> _Description of the task_:
Search the material below for the string "Water" and list each line that holds it.

Rows from a dataset:
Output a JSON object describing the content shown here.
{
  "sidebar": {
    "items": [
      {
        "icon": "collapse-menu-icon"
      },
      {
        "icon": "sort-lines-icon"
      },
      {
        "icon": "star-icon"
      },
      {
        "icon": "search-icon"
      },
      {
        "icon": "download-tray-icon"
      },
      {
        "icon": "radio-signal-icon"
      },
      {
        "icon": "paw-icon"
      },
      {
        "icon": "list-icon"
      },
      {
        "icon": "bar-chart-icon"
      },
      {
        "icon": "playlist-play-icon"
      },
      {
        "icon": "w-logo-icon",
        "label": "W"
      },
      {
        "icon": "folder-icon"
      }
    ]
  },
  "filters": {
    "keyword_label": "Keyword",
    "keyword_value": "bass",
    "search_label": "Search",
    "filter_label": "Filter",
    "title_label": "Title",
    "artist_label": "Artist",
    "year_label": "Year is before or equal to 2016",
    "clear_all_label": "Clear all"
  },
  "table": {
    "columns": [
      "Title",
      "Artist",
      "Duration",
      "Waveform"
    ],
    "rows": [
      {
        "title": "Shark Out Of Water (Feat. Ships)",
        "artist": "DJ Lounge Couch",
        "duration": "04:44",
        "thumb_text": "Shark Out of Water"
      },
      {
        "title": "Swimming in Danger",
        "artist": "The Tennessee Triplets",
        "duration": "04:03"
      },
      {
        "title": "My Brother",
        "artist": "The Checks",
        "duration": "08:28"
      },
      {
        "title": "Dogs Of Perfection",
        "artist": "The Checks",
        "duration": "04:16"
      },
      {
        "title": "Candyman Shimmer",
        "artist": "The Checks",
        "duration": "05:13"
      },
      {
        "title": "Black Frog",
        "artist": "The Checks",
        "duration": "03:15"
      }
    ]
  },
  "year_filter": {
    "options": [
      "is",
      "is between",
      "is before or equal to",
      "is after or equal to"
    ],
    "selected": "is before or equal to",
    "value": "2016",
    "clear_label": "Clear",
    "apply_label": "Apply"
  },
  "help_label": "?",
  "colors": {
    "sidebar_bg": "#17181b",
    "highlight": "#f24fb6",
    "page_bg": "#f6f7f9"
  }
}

> _Written response_:
        "title": "Shark Out Of Water (Feat. Ships)",
        "thumb_text": "Shark Out of Water"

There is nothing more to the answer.